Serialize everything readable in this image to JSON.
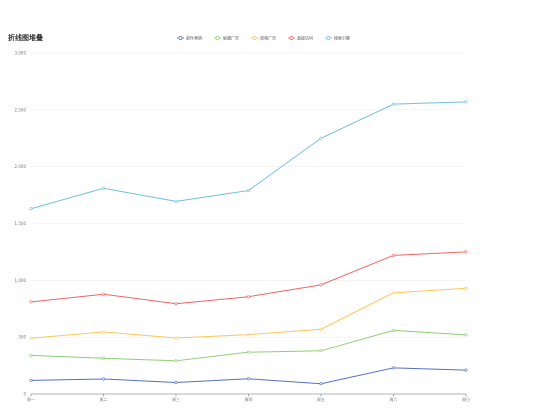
{
  "chart_data": {
    "type": "line",
    "title": "折线图堆叠",
    "categories": [
      "周一",
      "周二",
      "周三",
      "周四",
      "周五",
      "周六",
      "周日"
    ],
    "ylim": [
      0,
      3000
    ],
    "yticks": [
      "0",
      "500",
      "1,000",
      "1,500",
      "2,000",
      "2,500",
      "3,000"
    ],
    "ytick_values": [
      0,
      500,
      1000,
      1500,
      2000,
      2500,
      3000
    ],
    "grid": true,
    "legend_position": "top",
    "stacked": true,
    "series": [
      {
        "name": "邮件营销",
        "color": "#5470c6",
        "values": [
          120,
          132,
          101,
          134,
          90,
          230,
          210
        ]
      },
      {
        "name": "联盟广告",
        "color": "#91cc75",
        "values": [
          220,
          182,
          191,
          234,
          290,
          330,
          310
        ]
      },
      {
        "name": "视频广告",
        "color": "#fac858",
        "values": [
          150,
          232,
          201,
          154,
          190,
          330,
          410
        ]
      },
      {
        "name": "直接访问",
        "color": "#ee6666",
        "values": [
          320,
          332,
          301,
          334,
          390,
          330,
          320
        ]
      },
      {
        "name": "搜索引擎",
        "color": "#73c0de",
        "values": [
          820,
          932,
          901,
          934,
          1290,
          1330,
          1320
        ]
      }
    ]
  }
}
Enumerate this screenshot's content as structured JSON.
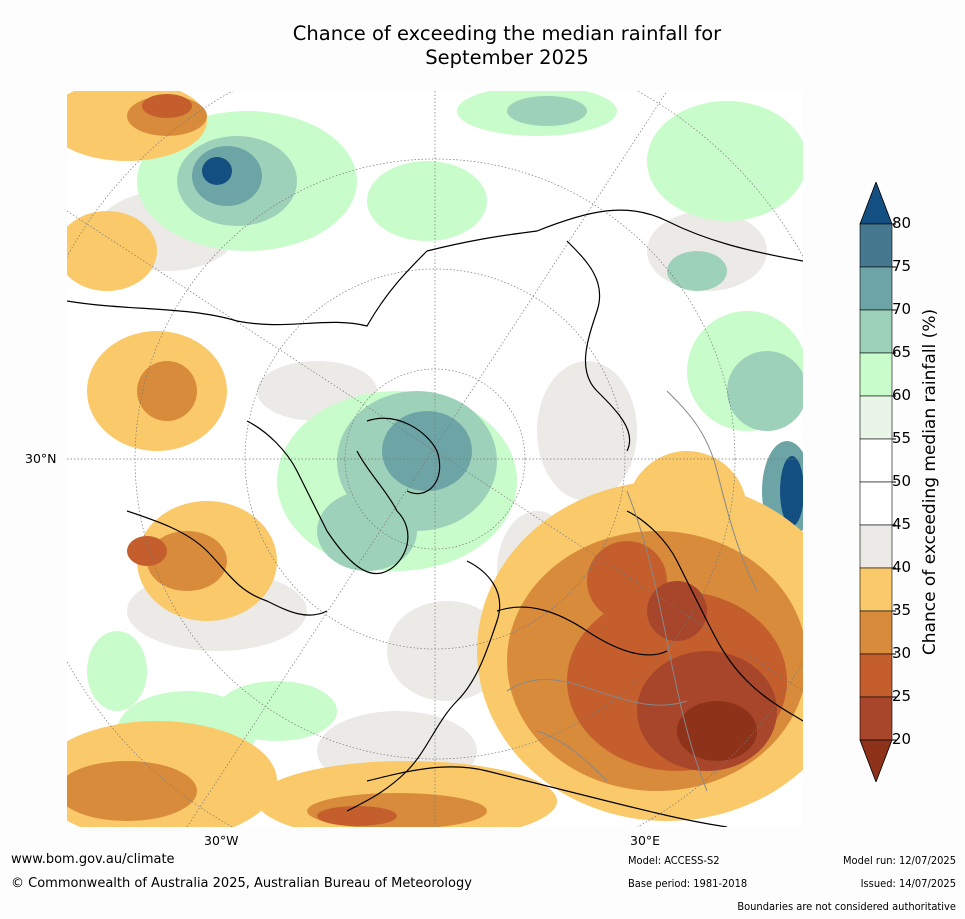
{
  "title": {
    "line1": "Chance of exceeding the median rainfall for",
    "line2": "September 2025"
  },
  "map": {
    "axis_labels": {
      "left": "30°N",
      "bottom_left": "30°W",
      "bottom_right": "30°E"
    }
  },
  "colorbar": {
    "label": "Chance of exceeding median rainfall (%)",
    "ticks": [
      "20",
      "25",
      "30",
      "35",
      "40",
      "45",
      "50",
      "55",
      "60",
      "65",
      "70",
      "75",
      "80"
    ],
    "colors": [
      "#8f321a",
      "#a7462a",
      "#c45f2d",
      "#d98b3c",
      "#fac96a",
      "#ebeae6",
      "#ffffff",
      "#ffffff",
      "#e9f5e7",
      "#c9fccb",
      "#9dd1b9",
      "#6da5a7",
      "#46788f",
      "#134f80"
    ]
  },
  "footer": {
    "website": "www.bom.gov.au/climate",
    "copyright": "© Commonwealth of Australia 2025, Australian Bureau of Meteorology",
    "model": "Model: ACCESS-S2",
    "base_period": "Base period: 1981-2018",
    "model_run": "Model run: 12/07/2025",
    "issued": "Issued: 14/07/2025",
    "disclaimer": "Boundaries are not considered authoritative"
  }
}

Set exercise:
Your task is to transcribe all of the records precisely, with no images included.

Problem solution:
Serialize everything readable in this image to JSON.
{
  "chart_data": {
    "type": "line",
    "title": "折线图堆叠",
    "categories": [
      "周一",
      "周二",
      "周三",
      "周四",
      "周五",
      "周六",
      "周日"
    ],
    "ylim": [
      0,
      3000
    ],
    "yticks": [
      "0",
      "500",
      "1,000",
      "1,500",
      "2,000",
      "2,500",
      "3,000"
    ],
    "ytick_values": [
      0,
      500,
      1000,
      1500,
      2000,
      2500,
      3000
    ],
    "grid": true,
    "legend_position": "top",
    "stacked": true,
    "series": [
      {
        "name": "邮件营销",
        "color": "#5470c6",
        "values": [
          120,
          132,
          101,
          134,
          90,
          230,
          210
        ]
      },
      {
        "name": "联盟广告",
        "color": "#91cc75",
        "values": [
          220,
          182,
          191,
          234,
          290,
          330,
          310
        ]
      },
      {
        "name": "视频广告",
        "color": "#fac858",
        "values": [
          150,
          232,
          201,
          154,
          190,
          330,
          410
        ]
      },
      {
        "name": "直接访问",
        "color": "#ee6666",
        "values": [
          320,
          332,
          301,
          334,
          390,
          330,
          320
        ]
      },
      {
        "name": "搜索引擎",
        "color": "#73c0de",
        "values": [
          820,
          932,
          901,
          934,
          1290,
          1330,
          1320
        ]
      }
    ]
  }
}
Enumerate this screenshot's content as structured JSON.
{
  "title": {
    "line1": "Chance of exceeding the median rainfall for",
    "line2": "September 2025"
  },
  "map": {
    "axis_labels": {
      "left": "30°N",
      "bottom_left": "30°W",
      "bottom_right": "30°E"
    }
  },
  "colorbar": {
    "label": "Chance of exceeding median rainfall (%)",
    "ticks": [
      "20",
      "25",
      "30",
      "35",
      "40",
      "45",
      "50",
      "55",
      "60",
      "65",
      "70",
      "75",
      "80"
    ],
    "colors": [
      "#8f321a",
      "#a7462a",
      "#c45f2d",
      "#d98b3c",
      "#fac96a",
      "#ebeae6",
      "#ffffff",
      "#ffffff",
      "#e9f5e7",
      "#c9fccb",
      "#9dd1b9",
      "#6da5a7",
      "#46788f",
      "#134f80"
    ]
  },
  "footer": {
    "website": "www.bom.gov.au/climate",
    "copyright": "© Commonwealth of Australia 2025, Australian Bureau of Meteorology",
    "model": "Model: ACCESS-S2",
    "base_period": "Base period: 1981-2018",
    "model_run": "Model run: 12/07/2025",
    "issued": "Issued: 14/07/2025",
    "disclaimer": "Boundaries are not considered authoritative"
  }
}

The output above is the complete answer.